Problem to work on: Print out every line, exactly as written.

+===+

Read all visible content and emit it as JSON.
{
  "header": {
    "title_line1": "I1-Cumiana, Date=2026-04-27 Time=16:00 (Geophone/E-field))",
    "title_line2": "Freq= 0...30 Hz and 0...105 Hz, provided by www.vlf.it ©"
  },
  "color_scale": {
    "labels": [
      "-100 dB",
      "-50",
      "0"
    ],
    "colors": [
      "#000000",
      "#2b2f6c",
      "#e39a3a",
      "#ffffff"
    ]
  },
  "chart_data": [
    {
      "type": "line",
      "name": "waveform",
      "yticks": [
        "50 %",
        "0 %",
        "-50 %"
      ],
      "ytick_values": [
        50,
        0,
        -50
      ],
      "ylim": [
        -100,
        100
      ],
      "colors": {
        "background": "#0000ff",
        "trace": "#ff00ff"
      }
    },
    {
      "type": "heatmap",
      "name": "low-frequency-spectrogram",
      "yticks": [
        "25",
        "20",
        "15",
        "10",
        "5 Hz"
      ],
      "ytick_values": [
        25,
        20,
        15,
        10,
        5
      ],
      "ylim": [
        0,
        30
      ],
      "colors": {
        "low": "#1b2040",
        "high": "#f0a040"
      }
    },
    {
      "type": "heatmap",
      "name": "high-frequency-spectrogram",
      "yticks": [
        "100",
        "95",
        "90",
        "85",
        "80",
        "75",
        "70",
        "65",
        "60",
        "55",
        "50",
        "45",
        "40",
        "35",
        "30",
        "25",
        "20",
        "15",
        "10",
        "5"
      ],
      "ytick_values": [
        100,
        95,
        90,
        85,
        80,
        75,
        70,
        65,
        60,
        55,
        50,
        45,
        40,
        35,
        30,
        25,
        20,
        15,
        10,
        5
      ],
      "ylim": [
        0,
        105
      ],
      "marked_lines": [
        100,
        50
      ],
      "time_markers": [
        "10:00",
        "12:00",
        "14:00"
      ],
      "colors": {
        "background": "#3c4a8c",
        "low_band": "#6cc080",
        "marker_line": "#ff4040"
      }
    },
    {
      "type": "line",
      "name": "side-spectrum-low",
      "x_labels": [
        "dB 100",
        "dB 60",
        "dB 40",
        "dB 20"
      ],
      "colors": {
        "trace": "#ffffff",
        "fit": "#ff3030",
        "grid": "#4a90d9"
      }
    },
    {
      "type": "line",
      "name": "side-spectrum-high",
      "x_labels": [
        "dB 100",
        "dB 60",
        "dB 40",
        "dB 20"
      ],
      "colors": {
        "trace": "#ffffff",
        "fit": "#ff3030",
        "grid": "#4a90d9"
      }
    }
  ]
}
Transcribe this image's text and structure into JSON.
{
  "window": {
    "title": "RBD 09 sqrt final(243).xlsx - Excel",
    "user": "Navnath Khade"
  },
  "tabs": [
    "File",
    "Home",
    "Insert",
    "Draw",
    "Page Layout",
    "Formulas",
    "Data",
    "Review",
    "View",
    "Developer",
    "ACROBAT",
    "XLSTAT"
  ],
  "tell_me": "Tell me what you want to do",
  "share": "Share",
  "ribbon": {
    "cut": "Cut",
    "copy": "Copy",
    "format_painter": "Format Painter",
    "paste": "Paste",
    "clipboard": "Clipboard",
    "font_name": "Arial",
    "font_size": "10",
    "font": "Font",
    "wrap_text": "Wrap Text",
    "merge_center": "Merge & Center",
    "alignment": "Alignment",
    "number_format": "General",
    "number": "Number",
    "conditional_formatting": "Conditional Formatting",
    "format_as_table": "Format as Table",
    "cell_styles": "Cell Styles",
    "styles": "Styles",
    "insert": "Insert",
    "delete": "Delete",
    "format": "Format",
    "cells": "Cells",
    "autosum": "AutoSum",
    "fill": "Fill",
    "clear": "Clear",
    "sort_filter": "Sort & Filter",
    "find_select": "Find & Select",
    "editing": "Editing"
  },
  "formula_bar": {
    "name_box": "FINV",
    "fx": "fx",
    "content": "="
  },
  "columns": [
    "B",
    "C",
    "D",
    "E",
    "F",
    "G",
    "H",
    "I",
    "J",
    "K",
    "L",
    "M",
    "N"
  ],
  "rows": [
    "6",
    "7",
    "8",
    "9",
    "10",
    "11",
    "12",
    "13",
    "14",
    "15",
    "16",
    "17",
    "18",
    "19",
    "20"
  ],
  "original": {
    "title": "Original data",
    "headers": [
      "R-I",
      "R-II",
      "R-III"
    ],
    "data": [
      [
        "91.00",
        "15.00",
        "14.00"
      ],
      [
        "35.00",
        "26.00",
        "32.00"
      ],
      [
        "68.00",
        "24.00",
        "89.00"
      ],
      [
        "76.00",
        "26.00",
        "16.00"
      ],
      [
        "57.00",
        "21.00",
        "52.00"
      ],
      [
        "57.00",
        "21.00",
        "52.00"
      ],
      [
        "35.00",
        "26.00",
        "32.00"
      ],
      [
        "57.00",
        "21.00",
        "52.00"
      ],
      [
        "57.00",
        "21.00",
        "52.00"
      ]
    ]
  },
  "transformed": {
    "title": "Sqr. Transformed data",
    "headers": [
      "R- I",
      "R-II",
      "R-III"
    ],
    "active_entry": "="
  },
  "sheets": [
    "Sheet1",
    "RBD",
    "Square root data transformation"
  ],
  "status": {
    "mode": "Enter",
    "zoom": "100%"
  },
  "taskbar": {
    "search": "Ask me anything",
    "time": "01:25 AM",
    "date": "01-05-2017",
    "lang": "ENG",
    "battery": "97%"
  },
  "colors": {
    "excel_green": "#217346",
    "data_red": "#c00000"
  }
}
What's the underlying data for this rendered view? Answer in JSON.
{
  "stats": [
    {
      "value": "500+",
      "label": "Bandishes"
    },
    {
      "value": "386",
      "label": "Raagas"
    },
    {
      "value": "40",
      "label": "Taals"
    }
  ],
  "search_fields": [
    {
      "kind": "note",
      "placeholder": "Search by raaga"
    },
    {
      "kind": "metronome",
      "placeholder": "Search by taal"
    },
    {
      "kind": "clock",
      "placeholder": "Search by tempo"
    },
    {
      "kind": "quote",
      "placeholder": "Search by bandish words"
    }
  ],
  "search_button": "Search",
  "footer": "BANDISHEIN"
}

+===+

Final result:
Read all visible content and emit it as JSON.
{
  "header": {
    "title_line1": "I1-Cumiana, Date=2026-04-27 Time=16:00 (Geophone/E-field))",
    "title_line2": "Freq= 0...30 Hz and 0...105 Hz, provided by www.vlf.it ©"
  },
  "color_scale": {
    "labels": [
      "-100 dB",
      "-50",
      "0"
    ],
    "colors": [
      "#000000",
      "#2b2f6c",
      "#e39a3a",
      "#ffffff"
    ]
  },
  "chart_data": [
    {
      "type": "line",
      "name": "waveform",
      "yticks": [
        "50 %",
        "0 %",
        "-50 %"
      ],
      "ytick_values": [
        50,
        0,
        -50
      ],
      "ylim": [
        -100,
        100
      ],
      "colors": {
        "background": "#0000ff",
        "trace": "#ff00ff"
      }
    },
    {
      "type": "heatmap",
      "name": "low-frequency-spectrogram",
      "yticks": [
        "25",
        "20",
        "15",
        "10",
        "5 Hz"
      ],
      "ytick_values": [
        25,
        20,
        15,
        10,
        5
      ],
      "ylim": [
        0,
        30
      ],
      "colors": {
        "low": "#1b2040",
        "high": "#f0a040"
      }
    },
    {
      "type": "heatmap",
      "name": "high-frequency-spectrogram",
      "yticks": [
        "100",
        "95",
        "90",
        "85",
        "80",
        "75",
        "70",
        "65",
        "60",
        "55",
        "50",
        "45",
        "40",
        "35",
        "30",
        "25",
        "20",
        "15",
        "10",
        "5"
      ],
      "ytick_values": [
        100,
        95,
        90,
        85,
        80,
        75,
        70,
        65,
        60,
        55,
        50,
        45,
        40,
        35,
        30,
        25,
        20,
        15,
        10,
        5
      ],
      "ylim": [
        0,
        105
      ],
      "marked_lines": [
        100,
        50
      ],
      "time_markers": [
        "10:00",
        "12:00",
        "14:00"
      ],
      "colors": {
        "background": "#3c4a8c",
        "low_band": "#6cc080",
        "marker_line": "#ff4040"
      }
    },
    {
      "type": "line",
      "name": "side-spectrum-low",
      "x_labels": [
        "dB 100",
        "dB 60",
        "dB 40",
        "dB 20"
      ],
      "colors": {
        "trace": "#ffffff",
        "fit": "#ff3030",
        "grid": "#4a90d9"
      }
    },
    {
      "type": "line",
      "name": "side-spectrum-high",
      "x_labels": [
        "dB 100",
        "dB 60",
        "dB 40",
        "dB 20"
      ],
      "colors": {
        "trace": "#ffffff",
        "fit": "#ff3030",
        "grid": "#4a90d9"
      }
    }
  ]
}
Transcribe this image's text and structure into JSON.
{
  "window": {
    "title": "RBD 09 sqrt final(243).xlsx - Excel",
    "user": "Navnath Khade"
  },
  "tabs": [
    "File",
    "Home",
    "Insert",
    "Draw",
    "Page Layout",
    "Formulas",
    "Data",
    "Review",
    "View",
    "Developer",
    "ACROBAT",
    "XLSTAT"
  ],
  "tell_me": "Tell me what you want to do",
  "share": "Share",
  "ribbon": {
    "cut": "Cut",
    "copy": "Copy",
    "format_painter": "Format Painter",
    "paste": "Paste",
    "clipboard": "Clipboard",
    "font_name": "Arial",
    "font_size": "10",
    "font": "Font",
    "wrap_text": "Wrap Text",
    "merge_center": "Merge & Center",
    "alignment": "Alignment",
    "number_format": "General",
    "number": "Number",
    "conditional_formatting": "Conditional Formatting",
    "format_as_table": "Format as Table",
    "cell_styles": "Cell Styles",
    "styles": "Styles",
    "insert": "Insert",
    "delete": "Delete",
    "format": "Format",
    "cells": "Cells",
    "autosum": "AutoSum",
    "fill": "Fill",
    "clear": "Clear",
    "sort_filter": "Sort & Filter",
    "find_select": "Find & Select",
    "editing": "Editing"
  },
  "formula_bar": {
    "name_box": "FINV",
    "fx": "fx",
    "content": "="
  },
  "columns": [
    "B",
    "C",
    "D",
    "E",
    "F",
    "G",
    "H",
    "I",
    "J",
    "K",
    "L",
    "M",
    "N"
  ],
  "rows": [
    "6",
    "7",
    "8",
    "9",
    "10",
    "11",
    "12",
    "13",
    "14",
    "15",
    "16",
    "17",
    "18",
    "19",
    "20"
  ],
  "original": {
    "title": "Original data",
    "headers": [
      "R-I",
      "R-II",
      "R-III"
    ],
    "data": [
      [
        "91.00",
        "15.00",
        "14.00"
      ],
      [
        "35.00",
        "26.00",
        "32.00"
      ],
      [
        "68.00",
        "24.00",
        "89.00"
      ],
      [
        "76.00",
        "26.00",
        "16.00"
      ],
      [
        "57.00",
        "21.00",
        "52.00"
      ],
      [
        "57.00",
        "21.00",
        "52.00"
      ],
      [
        "35.00",
        "26.00",
        "32.00"
      ],
      [
        "57.00",
        "21.00",
        "52.00"
      ],
      [
        "57.00",
        "21.00",
        "52.00"
      ]
    ]
  },
  "transformed": {
    "title": "Sqr. Transformed data",
    "headers": [
      "R- I",
      "R-II",
      "R-III"
    ],
    "active_entry": "="
  },
  "sheets": [
    "Sheet1",
    "RBD",
    "Square root data transformation"
  ],
  "status": {
    "mode": "Enter",
    "zoom": "100%"
  },
  "taskbar": {
    "search": "Ask me anything",
    "time": "01:25 AM",
    "date": "01-05-2017",
    "lang": "ENG",
    "battery": "97%"
  },
  "colors": {
    "excel_green": "#217346",
    "data_red": "#c00000"
  }
}
What's the underlying data for this rendered view? Answer in JSON.
{
  "stats": [
    {
      "value": "500+",
      "label": "Bandishes"
    },
    {
      "value": "386",
      "label": "Raagas"
    },
    {
      "value": "40",
      "label": "Taals"
    }
  ],
  "search_fields": [
    {
      "kind": "note",
      "placeholder": "Search by raaga"
    },
    {
      "kind": "metronome",
      "placeholder": "Search by taal"
    },
    {
      "kind": "clock",
      "placeholder": "Search by tempo"
    },
    {
      "kind": "quote",
      "placeholder": "Search by bandish words"
    }
  ],
  "search_button": "Search",
  "footer": "BANDISHEIN"
}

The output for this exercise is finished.